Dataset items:
━━━━
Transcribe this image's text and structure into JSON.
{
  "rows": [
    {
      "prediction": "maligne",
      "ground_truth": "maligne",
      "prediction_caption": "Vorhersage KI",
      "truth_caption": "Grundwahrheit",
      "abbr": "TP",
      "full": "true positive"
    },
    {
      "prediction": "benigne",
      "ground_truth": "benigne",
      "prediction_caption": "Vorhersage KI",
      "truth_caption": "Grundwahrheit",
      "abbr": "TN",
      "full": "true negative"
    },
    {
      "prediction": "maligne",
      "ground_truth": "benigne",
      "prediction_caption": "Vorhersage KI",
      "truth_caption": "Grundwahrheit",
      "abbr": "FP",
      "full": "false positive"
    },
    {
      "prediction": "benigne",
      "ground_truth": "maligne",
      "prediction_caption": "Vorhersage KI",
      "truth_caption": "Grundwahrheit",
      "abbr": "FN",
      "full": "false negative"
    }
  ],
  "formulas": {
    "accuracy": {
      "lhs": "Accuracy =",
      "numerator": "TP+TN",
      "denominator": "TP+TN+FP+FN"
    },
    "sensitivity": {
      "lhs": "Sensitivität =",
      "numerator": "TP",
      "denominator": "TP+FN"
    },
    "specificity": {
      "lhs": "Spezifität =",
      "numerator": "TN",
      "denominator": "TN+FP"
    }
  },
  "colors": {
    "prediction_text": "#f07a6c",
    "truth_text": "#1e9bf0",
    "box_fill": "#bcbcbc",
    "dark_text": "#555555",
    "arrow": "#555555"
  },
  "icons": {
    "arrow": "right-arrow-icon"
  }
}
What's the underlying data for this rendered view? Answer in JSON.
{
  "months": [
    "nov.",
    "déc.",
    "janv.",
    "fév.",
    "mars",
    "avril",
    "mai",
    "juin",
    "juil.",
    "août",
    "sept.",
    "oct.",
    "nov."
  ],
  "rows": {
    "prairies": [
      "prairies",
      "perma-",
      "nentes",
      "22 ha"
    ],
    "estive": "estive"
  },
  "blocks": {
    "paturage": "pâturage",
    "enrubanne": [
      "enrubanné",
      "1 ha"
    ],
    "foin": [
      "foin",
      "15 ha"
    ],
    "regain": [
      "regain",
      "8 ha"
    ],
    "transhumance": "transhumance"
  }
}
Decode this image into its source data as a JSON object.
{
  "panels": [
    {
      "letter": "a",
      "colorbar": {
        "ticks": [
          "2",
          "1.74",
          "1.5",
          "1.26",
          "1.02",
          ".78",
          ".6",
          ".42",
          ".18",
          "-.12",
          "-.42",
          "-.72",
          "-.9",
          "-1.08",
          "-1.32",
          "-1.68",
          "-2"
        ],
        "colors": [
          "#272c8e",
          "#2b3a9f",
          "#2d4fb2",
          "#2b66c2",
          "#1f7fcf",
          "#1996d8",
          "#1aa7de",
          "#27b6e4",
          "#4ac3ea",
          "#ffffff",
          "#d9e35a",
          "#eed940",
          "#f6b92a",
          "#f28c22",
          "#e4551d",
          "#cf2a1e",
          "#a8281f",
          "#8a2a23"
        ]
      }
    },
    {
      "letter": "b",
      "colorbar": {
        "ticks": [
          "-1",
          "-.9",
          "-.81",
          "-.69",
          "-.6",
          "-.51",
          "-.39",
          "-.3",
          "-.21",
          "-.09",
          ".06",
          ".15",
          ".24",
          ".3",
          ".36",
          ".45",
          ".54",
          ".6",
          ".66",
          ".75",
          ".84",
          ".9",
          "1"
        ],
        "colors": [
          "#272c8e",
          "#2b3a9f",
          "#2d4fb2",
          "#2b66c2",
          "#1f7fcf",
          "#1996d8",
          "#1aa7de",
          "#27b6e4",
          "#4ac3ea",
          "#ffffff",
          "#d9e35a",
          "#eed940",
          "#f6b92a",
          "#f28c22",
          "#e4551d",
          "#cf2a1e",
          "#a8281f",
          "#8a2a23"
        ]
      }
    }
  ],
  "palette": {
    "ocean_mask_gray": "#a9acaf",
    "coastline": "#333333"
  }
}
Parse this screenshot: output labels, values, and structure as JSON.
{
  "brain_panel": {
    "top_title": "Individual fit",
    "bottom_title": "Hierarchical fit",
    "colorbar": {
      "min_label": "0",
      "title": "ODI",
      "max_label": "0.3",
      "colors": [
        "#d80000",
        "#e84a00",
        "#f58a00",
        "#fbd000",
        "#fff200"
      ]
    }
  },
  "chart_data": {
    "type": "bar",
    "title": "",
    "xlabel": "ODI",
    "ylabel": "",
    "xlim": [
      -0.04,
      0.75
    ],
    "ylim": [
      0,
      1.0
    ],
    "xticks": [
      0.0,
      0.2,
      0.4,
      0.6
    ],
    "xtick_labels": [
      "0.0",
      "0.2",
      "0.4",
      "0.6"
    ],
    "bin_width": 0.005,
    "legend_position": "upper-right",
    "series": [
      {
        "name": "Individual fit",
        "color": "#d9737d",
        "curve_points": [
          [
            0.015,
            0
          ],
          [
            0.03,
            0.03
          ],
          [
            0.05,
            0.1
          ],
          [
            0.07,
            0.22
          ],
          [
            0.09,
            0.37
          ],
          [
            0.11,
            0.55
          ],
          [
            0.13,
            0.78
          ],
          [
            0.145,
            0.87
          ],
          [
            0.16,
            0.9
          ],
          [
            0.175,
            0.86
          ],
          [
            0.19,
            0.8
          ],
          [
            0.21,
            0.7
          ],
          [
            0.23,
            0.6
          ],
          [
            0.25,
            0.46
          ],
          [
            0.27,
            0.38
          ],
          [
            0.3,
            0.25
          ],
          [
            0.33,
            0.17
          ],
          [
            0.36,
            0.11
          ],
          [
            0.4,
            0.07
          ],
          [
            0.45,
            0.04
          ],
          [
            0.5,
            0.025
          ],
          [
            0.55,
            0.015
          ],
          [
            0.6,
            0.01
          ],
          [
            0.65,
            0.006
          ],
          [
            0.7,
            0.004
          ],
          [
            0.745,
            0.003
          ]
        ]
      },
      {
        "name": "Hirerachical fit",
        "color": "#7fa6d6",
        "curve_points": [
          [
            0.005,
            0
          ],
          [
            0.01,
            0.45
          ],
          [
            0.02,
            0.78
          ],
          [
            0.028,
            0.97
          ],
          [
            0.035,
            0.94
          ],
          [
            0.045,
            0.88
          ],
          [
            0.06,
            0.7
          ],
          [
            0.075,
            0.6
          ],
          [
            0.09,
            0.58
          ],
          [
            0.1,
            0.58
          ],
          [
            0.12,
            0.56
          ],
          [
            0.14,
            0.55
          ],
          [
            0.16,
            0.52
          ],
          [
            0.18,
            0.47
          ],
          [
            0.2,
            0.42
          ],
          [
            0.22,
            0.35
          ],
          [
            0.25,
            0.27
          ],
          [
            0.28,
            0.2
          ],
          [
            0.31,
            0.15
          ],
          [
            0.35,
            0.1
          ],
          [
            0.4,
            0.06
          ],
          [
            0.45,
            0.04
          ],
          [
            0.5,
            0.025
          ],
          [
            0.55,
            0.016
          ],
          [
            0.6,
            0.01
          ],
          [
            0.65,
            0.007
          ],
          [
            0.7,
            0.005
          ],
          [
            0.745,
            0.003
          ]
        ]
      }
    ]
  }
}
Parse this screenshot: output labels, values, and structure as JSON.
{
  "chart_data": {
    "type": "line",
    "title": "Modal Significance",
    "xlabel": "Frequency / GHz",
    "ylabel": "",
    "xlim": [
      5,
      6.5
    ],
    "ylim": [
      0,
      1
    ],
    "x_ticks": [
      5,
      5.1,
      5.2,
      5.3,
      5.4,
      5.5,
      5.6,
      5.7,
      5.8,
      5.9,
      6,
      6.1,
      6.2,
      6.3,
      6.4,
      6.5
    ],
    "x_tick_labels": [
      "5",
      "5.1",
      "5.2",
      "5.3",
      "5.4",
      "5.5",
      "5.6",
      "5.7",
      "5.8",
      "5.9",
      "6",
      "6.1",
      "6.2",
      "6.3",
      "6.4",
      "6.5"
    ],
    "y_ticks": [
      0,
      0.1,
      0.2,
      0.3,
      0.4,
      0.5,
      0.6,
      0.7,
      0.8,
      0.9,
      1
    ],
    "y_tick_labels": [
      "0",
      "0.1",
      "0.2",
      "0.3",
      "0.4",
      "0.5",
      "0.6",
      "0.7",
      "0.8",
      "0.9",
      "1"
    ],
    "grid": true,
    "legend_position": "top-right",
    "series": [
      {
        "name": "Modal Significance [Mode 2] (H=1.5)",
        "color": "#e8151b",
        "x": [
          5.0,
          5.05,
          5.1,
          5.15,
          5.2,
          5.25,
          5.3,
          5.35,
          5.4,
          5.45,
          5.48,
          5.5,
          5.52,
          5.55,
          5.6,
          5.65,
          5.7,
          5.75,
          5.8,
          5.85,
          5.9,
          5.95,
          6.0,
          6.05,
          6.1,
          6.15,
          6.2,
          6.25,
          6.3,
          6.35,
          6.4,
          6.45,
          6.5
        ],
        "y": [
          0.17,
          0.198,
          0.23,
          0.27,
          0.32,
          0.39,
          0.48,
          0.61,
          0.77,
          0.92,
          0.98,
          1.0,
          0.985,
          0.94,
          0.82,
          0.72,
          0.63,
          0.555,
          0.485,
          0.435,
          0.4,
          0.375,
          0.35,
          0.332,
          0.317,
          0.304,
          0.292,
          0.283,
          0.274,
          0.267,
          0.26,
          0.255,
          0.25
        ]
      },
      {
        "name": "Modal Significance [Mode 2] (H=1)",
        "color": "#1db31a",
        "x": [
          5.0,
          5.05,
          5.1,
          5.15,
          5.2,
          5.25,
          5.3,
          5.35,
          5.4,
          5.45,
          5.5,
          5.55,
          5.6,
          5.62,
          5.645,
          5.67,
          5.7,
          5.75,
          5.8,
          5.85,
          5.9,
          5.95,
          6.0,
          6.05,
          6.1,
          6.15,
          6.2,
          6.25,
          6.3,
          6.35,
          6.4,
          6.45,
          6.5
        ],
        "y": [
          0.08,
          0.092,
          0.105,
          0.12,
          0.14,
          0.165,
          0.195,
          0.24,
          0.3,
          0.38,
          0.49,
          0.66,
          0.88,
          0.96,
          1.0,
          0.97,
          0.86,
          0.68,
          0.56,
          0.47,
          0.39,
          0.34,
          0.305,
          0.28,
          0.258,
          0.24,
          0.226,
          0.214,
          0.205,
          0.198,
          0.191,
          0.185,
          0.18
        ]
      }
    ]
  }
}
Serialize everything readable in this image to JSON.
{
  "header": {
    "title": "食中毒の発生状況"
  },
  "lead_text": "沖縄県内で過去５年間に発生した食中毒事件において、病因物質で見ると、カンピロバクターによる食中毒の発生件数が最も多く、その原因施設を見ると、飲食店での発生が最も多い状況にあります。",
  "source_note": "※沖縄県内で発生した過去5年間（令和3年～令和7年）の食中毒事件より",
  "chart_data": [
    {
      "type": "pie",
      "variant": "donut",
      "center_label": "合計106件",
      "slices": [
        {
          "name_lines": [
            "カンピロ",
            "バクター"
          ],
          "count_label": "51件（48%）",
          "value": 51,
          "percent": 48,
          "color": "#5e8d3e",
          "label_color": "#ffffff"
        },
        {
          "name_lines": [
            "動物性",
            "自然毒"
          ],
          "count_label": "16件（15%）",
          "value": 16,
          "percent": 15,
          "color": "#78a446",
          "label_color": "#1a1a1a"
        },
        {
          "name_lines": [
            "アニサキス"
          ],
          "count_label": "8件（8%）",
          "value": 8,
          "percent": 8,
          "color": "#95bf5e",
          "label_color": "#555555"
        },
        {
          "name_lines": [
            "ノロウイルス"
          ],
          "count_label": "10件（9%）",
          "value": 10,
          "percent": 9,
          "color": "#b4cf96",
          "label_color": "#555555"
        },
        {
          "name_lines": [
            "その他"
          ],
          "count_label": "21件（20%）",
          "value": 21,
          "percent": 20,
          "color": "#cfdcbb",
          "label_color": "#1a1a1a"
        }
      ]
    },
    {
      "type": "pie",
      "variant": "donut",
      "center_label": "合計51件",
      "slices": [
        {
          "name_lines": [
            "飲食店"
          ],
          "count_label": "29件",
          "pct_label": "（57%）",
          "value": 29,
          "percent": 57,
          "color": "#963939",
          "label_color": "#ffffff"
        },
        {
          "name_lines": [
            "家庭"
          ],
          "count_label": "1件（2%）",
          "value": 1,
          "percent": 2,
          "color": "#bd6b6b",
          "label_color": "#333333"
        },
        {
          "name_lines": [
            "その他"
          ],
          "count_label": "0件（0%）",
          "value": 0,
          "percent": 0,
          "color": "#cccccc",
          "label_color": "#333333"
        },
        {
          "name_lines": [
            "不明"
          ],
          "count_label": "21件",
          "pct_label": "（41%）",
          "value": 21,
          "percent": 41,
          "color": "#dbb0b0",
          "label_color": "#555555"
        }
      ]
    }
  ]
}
━━━━
- Given task: Copy, from the material, each line that holds the string "Significance".

- Result of the task:
    "title": "Modal Significance",
        "name": "Modal Significance [Mode 2] (H=1.5)",
        "name": "Modal Significance [Mode 2] (H=1)",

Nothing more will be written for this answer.